(Data items)
▬▬▬▬▬▬

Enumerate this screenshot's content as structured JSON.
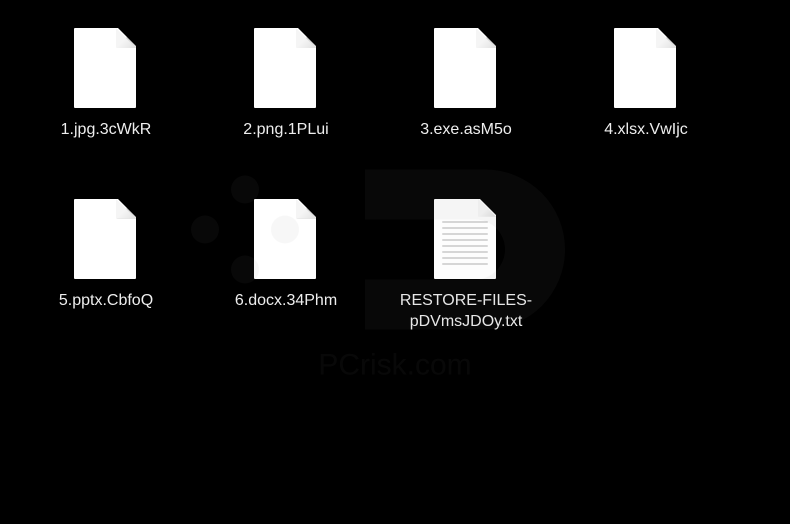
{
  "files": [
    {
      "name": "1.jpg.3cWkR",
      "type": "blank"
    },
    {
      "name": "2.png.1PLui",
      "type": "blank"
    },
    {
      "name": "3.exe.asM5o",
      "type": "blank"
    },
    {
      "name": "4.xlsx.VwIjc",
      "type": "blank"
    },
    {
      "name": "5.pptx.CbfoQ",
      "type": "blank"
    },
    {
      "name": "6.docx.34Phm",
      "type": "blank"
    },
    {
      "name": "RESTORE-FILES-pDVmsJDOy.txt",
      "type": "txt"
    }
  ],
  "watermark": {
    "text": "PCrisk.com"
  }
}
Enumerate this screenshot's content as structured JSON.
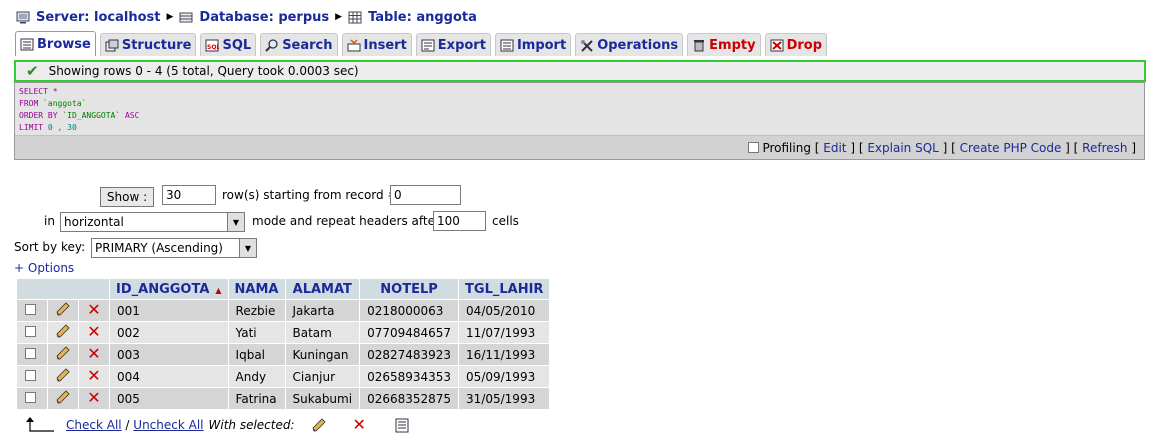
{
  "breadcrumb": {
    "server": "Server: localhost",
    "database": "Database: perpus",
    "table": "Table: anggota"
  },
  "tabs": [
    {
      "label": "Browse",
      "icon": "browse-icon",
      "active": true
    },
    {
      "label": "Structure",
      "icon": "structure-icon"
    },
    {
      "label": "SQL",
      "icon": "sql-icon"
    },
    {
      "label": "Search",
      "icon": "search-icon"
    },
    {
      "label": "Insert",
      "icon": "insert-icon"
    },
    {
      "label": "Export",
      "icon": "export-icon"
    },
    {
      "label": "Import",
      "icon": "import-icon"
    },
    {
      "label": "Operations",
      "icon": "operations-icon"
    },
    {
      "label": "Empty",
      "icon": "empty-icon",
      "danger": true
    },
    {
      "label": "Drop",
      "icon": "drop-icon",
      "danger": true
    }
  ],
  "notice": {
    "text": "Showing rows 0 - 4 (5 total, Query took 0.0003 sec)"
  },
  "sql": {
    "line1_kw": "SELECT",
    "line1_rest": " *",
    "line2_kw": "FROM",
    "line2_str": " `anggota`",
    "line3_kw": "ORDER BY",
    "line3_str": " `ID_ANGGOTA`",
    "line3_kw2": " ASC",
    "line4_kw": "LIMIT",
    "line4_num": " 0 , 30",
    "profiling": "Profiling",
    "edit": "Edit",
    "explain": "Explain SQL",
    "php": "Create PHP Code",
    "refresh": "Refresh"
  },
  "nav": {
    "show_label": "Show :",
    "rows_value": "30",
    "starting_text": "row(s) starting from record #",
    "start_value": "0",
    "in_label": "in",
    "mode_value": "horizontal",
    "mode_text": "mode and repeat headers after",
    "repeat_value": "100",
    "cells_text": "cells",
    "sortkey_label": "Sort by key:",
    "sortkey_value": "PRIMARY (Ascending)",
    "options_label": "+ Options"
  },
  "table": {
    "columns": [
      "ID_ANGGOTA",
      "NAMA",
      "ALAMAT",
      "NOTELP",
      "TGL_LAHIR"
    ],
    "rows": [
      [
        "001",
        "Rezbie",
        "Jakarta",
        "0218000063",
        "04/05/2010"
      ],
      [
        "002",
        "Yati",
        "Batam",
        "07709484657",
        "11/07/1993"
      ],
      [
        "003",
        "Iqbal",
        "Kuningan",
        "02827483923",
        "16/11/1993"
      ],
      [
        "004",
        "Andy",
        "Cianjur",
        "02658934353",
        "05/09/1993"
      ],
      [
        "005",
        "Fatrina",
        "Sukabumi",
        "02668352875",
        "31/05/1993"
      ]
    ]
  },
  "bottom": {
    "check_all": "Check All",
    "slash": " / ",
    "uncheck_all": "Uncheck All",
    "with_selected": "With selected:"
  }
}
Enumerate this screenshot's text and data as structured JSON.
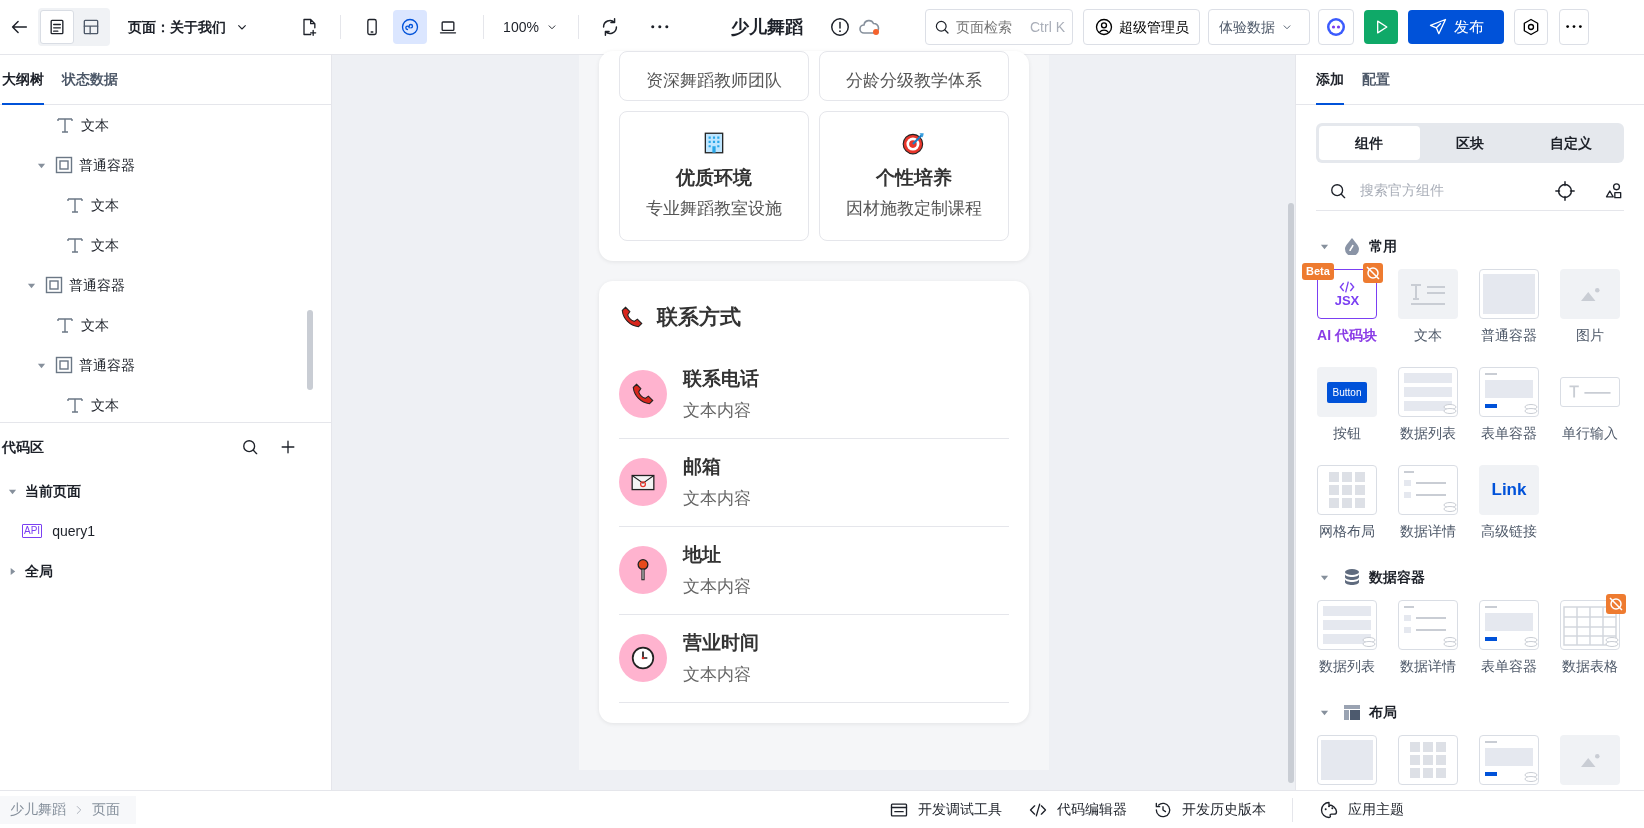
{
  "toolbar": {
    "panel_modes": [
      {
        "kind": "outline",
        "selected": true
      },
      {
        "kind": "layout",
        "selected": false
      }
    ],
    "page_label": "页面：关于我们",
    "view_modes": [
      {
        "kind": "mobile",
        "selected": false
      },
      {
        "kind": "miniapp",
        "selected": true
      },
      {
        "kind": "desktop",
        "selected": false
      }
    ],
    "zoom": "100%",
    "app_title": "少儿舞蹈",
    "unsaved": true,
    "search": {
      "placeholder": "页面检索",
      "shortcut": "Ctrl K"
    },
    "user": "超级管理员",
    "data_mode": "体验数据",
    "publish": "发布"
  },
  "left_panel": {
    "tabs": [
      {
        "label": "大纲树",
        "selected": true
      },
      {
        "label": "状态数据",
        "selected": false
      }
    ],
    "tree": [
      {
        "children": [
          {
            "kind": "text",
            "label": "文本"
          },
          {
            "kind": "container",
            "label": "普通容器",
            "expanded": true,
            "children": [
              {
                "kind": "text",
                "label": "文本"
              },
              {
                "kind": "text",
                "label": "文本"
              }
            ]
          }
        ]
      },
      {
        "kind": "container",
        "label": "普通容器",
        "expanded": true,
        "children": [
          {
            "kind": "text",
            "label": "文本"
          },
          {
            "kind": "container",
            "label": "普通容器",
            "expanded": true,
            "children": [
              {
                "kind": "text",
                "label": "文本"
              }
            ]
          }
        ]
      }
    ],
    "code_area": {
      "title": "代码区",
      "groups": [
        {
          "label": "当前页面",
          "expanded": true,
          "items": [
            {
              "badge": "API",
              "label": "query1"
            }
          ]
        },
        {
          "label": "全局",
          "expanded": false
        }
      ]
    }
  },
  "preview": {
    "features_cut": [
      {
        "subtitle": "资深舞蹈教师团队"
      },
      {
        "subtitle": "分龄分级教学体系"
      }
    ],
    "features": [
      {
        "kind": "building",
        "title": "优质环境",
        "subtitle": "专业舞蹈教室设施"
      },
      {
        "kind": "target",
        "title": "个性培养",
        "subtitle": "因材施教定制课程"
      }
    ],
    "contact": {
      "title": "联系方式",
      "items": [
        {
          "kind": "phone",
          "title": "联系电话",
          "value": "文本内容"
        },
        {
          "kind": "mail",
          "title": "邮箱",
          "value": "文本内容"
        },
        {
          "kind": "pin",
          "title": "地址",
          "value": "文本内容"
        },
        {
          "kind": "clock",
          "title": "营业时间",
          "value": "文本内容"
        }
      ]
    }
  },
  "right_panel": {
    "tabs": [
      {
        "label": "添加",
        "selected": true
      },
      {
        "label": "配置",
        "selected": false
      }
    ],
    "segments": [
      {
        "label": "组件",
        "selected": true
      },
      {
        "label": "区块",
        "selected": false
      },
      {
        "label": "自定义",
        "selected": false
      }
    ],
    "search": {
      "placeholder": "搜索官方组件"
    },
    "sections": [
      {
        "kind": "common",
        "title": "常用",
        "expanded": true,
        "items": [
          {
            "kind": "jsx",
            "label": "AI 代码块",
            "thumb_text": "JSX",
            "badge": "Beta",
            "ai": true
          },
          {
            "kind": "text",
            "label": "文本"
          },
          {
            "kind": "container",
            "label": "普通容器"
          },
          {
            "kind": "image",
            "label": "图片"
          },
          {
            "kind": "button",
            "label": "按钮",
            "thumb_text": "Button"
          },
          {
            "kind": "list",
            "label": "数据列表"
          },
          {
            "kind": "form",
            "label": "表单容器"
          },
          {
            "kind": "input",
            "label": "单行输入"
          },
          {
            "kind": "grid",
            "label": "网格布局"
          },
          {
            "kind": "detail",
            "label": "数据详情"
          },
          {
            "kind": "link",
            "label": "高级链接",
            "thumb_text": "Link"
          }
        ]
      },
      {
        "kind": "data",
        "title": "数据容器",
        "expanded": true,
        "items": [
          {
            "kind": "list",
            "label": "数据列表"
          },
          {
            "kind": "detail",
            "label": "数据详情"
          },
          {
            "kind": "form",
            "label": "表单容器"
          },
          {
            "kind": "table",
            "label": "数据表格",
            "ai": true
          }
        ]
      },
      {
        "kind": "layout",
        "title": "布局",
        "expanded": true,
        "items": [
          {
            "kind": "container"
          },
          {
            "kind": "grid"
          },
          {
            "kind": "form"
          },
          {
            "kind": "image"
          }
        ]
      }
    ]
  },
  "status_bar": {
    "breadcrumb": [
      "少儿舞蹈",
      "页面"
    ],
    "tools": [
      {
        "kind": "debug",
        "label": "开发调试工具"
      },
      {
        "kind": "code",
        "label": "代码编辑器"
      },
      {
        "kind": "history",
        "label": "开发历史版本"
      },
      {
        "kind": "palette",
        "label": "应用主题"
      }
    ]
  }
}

▬▬▬▬▬▬

### Aim
Only the number is wanted: how many lines in the entries above contain the word "placeholder"?

### Answer in full
2